#### Given data ####

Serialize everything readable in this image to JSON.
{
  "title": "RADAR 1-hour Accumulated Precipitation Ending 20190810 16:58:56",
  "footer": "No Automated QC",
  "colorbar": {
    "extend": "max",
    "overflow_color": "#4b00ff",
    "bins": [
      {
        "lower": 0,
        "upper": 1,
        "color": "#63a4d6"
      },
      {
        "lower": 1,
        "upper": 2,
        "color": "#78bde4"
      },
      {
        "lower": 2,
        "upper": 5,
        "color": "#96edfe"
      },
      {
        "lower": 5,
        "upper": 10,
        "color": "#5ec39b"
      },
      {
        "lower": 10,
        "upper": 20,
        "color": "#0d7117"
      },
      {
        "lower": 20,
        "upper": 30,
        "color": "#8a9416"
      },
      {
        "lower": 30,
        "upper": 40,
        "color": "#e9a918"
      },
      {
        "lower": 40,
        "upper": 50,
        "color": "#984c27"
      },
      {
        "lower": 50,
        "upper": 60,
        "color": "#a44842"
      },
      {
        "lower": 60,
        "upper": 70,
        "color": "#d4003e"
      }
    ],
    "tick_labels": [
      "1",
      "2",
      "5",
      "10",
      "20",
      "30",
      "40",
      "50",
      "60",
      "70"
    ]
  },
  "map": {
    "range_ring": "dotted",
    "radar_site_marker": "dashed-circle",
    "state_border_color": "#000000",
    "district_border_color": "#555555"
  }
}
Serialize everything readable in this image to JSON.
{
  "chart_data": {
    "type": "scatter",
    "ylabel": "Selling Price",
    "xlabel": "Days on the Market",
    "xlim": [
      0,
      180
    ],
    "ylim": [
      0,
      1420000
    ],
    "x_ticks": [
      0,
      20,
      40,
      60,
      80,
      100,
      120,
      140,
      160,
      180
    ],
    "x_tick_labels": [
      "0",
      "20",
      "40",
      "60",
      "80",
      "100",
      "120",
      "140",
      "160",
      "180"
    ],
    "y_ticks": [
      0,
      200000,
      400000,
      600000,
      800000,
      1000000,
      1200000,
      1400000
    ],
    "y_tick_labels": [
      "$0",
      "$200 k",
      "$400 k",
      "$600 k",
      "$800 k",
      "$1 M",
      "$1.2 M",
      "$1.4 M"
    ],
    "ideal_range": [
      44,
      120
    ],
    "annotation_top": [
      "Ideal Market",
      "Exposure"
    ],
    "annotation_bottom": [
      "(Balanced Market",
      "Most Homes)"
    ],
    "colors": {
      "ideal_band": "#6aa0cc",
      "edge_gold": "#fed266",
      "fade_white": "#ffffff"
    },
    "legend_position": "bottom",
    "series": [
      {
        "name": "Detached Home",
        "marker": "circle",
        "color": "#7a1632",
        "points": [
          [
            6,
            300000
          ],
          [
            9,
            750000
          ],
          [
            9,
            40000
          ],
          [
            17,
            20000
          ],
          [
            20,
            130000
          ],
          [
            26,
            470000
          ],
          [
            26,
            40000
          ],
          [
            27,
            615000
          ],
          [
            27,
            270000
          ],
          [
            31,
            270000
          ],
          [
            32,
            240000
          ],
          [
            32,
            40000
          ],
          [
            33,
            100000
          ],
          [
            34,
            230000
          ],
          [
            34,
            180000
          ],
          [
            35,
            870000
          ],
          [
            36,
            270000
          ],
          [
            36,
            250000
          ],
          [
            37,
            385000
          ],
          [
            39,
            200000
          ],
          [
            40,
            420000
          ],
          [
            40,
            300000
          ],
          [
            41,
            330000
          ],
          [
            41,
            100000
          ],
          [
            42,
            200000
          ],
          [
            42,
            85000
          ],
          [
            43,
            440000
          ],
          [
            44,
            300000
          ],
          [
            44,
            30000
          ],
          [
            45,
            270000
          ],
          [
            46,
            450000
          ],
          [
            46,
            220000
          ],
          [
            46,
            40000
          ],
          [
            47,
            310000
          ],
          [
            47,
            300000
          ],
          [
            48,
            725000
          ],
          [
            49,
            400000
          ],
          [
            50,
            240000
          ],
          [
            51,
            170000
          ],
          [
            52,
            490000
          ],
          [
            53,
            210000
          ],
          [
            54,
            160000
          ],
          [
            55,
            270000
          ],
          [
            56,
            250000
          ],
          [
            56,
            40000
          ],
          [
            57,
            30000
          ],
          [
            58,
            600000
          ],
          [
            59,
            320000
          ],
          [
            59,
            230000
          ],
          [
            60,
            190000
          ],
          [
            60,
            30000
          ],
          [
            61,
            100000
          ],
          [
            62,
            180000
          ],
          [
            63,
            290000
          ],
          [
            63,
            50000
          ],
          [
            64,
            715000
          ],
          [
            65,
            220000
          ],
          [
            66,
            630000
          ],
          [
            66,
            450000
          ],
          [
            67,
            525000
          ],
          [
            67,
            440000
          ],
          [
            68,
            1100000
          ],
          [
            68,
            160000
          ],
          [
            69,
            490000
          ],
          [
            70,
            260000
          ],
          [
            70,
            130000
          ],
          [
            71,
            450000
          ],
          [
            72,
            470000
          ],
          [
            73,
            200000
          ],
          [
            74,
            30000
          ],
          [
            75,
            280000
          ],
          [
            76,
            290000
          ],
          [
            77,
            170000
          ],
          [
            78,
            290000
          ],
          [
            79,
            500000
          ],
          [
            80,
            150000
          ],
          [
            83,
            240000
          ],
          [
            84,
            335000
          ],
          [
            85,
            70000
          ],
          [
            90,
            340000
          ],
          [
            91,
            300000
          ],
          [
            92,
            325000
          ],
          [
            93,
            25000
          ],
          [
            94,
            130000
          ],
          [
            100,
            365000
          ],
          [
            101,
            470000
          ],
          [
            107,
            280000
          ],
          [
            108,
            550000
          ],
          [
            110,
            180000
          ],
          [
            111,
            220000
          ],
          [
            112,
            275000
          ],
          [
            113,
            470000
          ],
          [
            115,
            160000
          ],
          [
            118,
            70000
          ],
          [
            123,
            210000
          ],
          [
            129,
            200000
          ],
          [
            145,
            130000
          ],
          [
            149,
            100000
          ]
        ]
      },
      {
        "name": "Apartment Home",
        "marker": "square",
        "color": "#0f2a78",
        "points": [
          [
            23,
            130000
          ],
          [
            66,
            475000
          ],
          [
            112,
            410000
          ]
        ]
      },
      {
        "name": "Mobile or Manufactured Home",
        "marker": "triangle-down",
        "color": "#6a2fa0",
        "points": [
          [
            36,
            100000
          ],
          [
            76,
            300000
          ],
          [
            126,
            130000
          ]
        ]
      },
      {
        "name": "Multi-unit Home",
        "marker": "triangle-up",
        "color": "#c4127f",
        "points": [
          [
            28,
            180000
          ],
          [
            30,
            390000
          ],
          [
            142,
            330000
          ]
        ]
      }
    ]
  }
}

####
#### Given data ####

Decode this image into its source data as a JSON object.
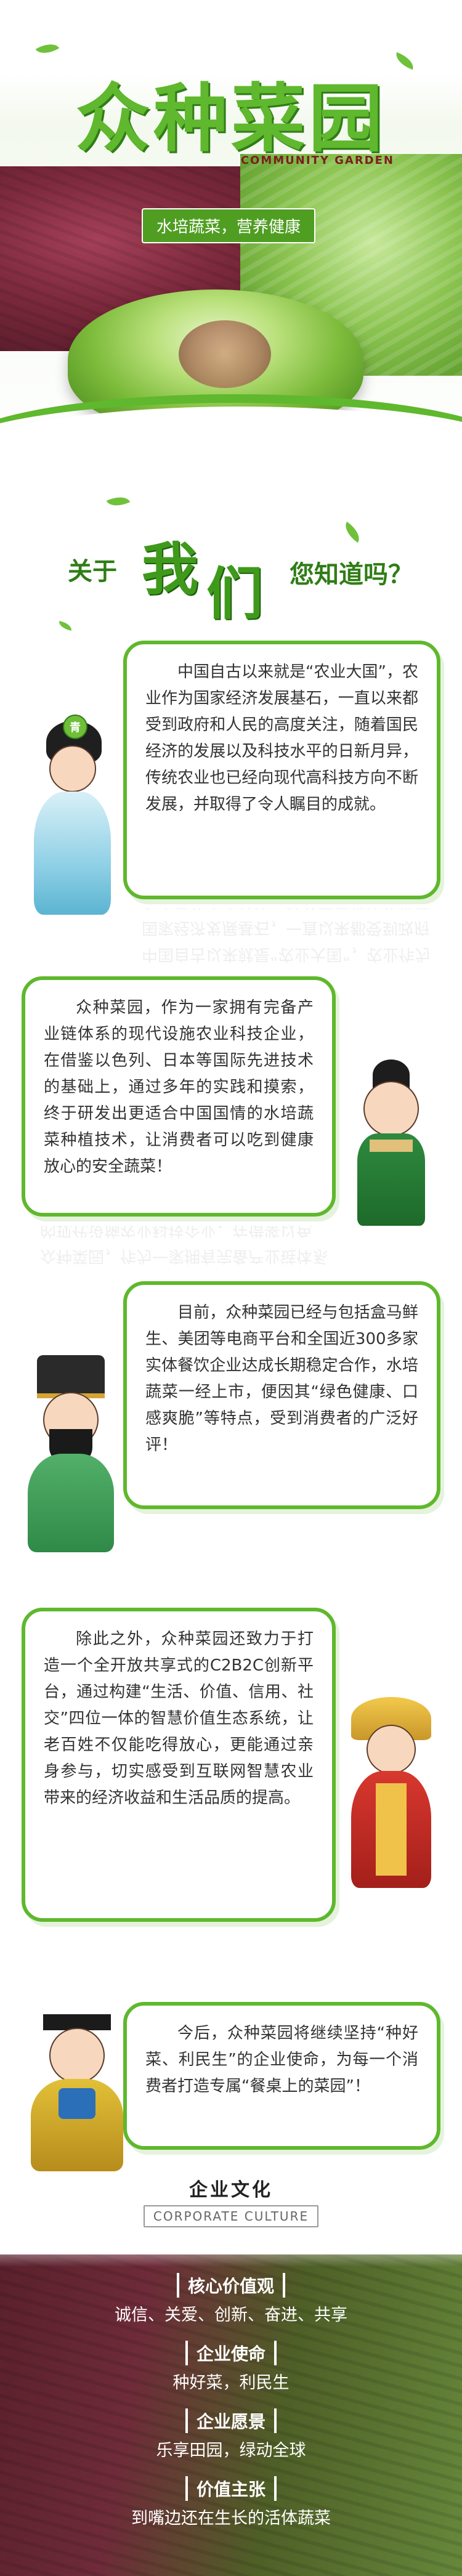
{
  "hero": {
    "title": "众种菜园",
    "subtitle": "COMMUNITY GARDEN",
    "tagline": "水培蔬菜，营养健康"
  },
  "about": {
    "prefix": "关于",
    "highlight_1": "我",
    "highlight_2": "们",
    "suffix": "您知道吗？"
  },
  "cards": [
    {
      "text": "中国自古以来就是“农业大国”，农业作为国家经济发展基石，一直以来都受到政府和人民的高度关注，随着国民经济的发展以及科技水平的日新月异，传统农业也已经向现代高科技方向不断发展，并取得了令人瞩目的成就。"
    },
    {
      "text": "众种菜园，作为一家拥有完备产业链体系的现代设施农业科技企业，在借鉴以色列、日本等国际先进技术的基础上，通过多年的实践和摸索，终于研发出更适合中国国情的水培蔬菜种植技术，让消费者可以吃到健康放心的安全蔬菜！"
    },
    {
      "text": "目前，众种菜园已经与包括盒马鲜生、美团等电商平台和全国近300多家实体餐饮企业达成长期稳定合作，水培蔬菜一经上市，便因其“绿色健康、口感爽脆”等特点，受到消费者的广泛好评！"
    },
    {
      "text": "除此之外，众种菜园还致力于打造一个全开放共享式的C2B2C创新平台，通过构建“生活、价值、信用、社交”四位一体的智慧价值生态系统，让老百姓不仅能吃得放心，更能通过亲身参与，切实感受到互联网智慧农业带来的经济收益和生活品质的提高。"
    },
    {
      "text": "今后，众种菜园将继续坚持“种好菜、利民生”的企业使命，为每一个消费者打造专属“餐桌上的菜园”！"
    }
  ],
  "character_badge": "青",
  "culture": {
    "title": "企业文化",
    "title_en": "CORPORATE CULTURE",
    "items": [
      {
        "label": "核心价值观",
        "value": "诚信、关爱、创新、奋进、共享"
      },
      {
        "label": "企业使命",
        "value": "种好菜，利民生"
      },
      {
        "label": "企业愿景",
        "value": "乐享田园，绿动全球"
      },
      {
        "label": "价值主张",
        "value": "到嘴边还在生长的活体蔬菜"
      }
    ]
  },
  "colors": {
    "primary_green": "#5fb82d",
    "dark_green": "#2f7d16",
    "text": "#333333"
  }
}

####

### Set task
Find every line containing the word "text", then give the total and nothing more.

### Exercise result
6